Start Listing

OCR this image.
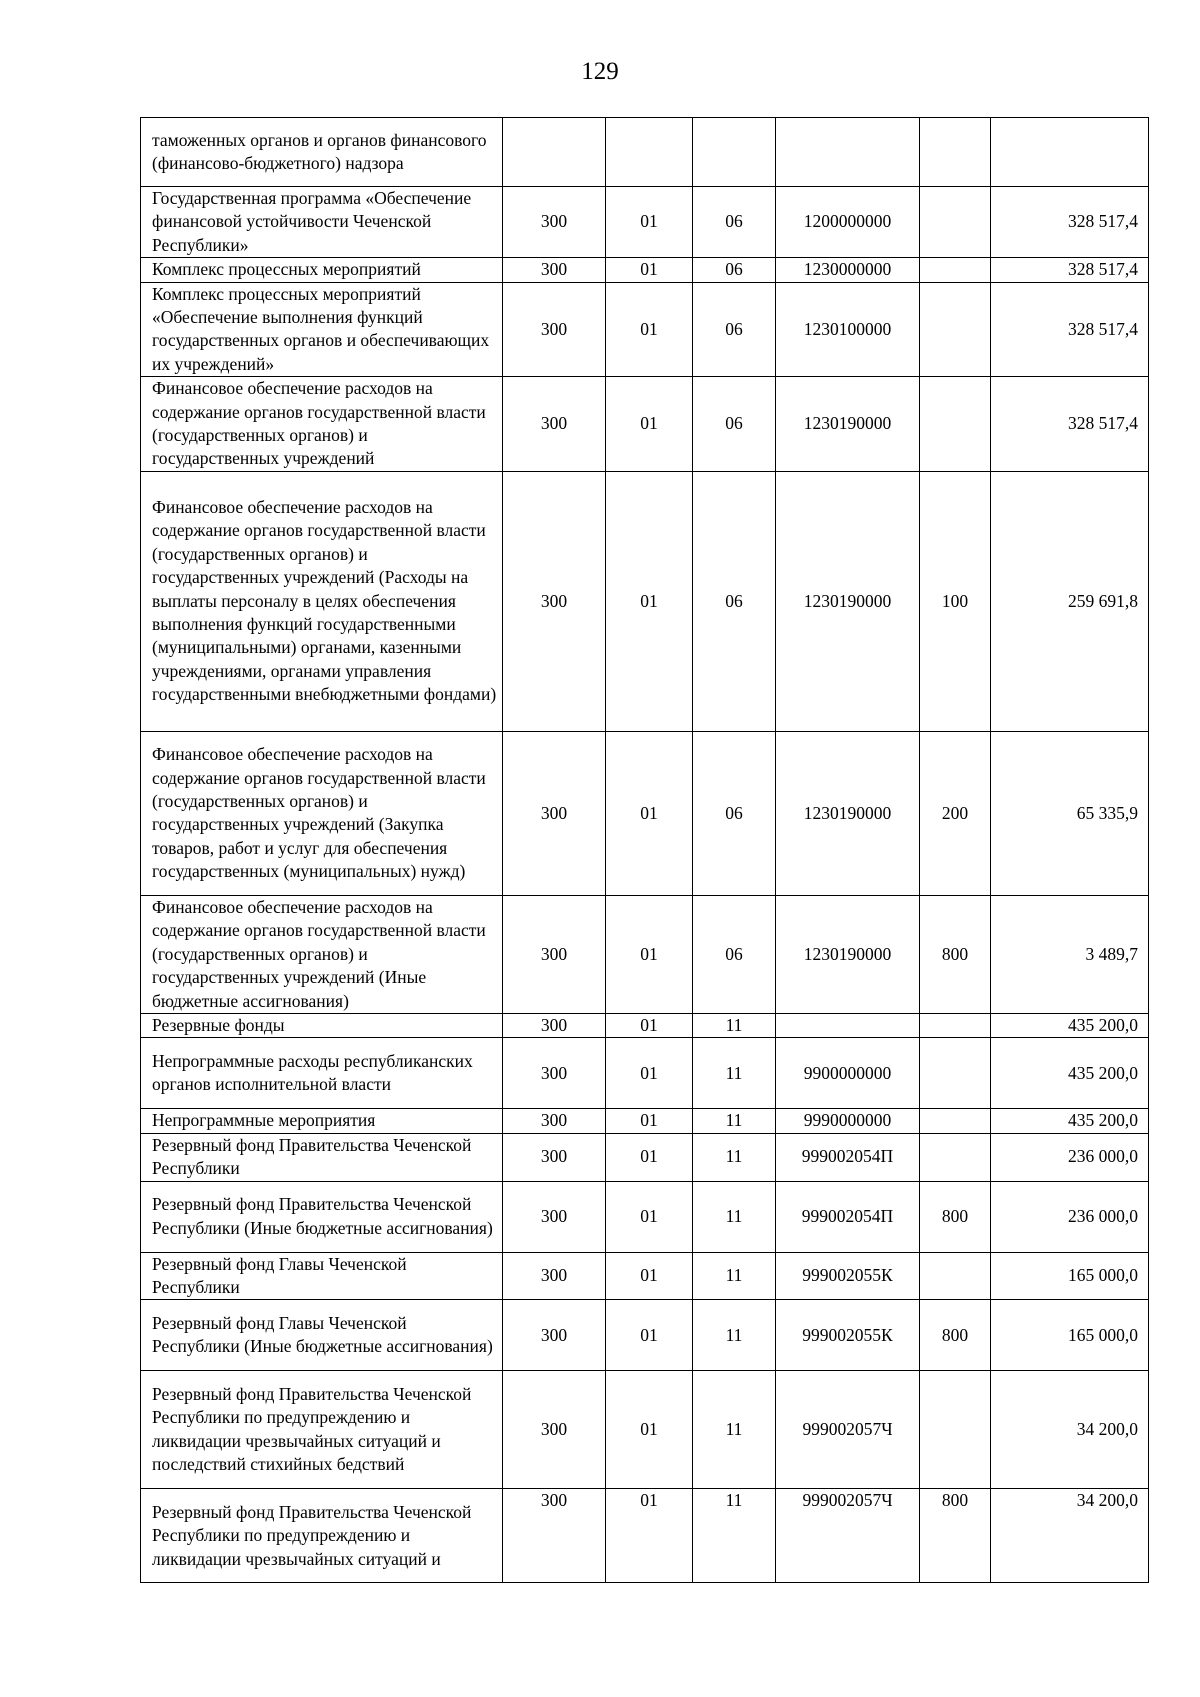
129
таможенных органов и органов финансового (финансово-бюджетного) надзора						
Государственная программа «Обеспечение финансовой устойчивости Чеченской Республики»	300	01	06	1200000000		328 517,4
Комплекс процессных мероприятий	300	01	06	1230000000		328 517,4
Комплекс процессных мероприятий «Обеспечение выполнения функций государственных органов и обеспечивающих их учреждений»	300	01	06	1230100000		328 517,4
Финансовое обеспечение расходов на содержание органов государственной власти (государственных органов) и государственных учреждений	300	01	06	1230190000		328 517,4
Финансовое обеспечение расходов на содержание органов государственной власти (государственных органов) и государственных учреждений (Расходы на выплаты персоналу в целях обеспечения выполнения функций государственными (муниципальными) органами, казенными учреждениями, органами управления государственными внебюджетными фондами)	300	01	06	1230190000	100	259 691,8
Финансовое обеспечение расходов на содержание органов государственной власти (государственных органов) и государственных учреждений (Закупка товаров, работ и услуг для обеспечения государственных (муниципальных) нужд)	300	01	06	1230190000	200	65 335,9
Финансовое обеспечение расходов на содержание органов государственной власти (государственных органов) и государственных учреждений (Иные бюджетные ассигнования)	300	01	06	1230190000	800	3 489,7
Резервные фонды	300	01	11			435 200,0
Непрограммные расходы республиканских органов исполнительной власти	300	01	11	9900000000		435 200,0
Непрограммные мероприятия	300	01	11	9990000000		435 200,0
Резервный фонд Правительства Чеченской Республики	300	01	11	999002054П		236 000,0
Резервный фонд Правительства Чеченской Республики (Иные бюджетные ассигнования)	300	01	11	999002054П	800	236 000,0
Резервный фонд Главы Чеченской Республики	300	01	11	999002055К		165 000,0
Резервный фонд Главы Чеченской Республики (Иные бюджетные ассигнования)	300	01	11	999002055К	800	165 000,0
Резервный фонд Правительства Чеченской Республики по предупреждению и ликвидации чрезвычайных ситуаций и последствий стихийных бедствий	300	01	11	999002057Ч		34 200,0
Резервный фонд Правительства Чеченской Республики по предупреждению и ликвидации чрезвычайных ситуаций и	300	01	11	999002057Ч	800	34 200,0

End Listing
Start Listing

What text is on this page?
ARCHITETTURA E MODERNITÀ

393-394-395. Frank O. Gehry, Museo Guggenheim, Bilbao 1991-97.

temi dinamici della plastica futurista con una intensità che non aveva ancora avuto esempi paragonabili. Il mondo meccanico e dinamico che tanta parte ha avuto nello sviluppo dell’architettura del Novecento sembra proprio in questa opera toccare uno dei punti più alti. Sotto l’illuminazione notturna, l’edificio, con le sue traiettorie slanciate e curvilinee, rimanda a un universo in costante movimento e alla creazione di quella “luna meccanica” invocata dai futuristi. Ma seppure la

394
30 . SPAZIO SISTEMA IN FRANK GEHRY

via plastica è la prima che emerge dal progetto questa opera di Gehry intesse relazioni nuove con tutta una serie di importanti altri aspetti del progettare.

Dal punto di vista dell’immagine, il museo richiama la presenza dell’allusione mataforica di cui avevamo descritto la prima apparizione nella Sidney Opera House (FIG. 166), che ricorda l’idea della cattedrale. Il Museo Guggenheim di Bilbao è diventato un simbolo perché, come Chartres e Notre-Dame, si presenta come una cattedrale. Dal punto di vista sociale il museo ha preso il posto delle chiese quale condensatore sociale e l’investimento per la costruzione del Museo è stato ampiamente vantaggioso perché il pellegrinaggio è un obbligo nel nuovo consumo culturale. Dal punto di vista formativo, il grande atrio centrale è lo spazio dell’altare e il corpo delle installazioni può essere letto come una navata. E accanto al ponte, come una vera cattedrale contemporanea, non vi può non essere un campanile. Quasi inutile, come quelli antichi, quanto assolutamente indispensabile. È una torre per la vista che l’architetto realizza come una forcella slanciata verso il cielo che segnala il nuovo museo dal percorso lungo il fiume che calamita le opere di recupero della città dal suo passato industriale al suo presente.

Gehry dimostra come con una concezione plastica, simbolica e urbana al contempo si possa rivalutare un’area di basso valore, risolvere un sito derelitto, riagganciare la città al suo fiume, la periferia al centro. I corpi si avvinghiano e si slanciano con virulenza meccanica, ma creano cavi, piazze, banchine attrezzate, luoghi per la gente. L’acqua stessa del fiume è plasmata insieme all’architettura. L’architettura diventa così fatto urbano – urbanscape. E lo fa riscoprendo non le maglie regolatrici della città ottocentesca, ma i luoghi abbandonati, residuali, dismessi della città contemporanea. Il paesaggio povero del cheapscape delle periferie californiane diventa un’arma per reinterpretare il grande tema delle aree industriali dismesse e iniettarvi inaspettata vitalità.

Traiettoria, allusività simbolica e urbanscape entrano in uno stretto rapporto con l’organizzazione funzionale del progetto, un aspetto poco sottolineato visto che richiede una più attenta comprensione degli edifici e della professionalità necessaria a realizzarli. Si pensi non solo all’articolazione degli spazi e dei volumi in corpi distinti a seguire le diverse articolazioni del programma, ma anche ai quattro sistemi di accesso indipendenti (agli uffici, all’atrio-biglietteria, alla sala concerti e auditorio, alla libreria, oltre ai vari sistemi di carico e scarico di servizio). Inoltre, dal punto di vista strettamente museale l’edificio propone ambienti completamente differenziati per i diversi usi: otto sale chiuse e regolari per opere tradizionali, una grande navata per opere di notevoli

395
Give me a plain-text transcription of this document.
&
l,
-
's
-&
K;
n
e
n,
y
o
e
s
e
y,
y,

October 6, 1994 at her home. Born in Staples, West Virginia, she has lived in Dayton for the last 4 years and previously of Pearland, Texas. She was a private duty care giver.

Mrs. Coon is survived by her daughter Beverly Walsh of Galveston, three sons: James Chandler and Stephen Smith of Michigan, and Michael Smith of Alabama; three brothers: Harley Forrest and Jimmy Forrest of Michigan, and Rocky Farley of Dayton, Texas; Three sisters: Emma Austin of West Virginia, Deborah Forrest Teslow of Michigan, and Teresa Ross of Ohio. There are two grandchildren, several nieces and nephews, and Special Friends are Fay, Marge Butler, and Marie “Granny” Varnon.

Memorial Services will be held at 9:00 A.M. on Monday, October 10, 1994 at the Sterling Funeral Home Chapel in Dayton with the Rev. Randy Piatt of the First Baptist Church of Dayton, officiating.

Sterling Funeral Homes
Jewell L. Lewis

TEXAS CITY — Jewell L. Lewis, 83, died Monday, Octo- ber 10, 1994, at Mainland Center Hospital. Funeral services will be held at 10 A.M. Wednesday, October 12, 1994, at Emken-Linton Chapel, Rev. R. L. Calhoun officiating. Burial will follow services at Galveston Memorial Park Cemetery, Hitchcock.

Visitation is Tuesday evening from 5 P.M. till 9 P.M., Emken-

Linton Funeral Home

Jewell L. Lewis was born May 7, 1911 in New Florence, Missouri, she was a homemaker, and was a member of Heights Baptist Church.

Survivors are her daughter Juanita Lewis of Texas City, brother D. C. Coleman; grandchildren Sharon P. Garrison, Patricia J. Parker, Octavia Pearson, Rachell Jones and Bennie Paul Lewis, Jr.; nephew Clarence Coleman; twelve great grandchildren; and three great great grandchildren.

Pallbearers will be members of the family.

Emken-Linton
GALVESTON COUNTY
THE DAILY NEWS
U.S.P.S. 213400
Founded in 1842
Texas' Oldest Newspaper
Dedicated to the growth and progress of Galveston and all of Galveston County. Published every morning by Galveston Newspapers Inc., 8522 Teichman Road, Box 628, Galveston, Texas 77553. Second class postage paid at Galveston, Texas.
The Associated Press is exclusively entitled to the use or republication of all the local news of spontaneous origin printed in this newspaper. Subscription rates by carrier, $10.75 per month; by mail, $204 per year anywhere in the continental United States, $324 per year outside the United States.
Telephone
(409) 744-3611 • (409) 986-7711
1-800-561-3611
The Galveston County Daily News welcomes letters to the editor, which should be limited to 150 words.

End Listing

# [Short problem]
Give only the number of lines that include the word "Jewell".

# [The reply]
3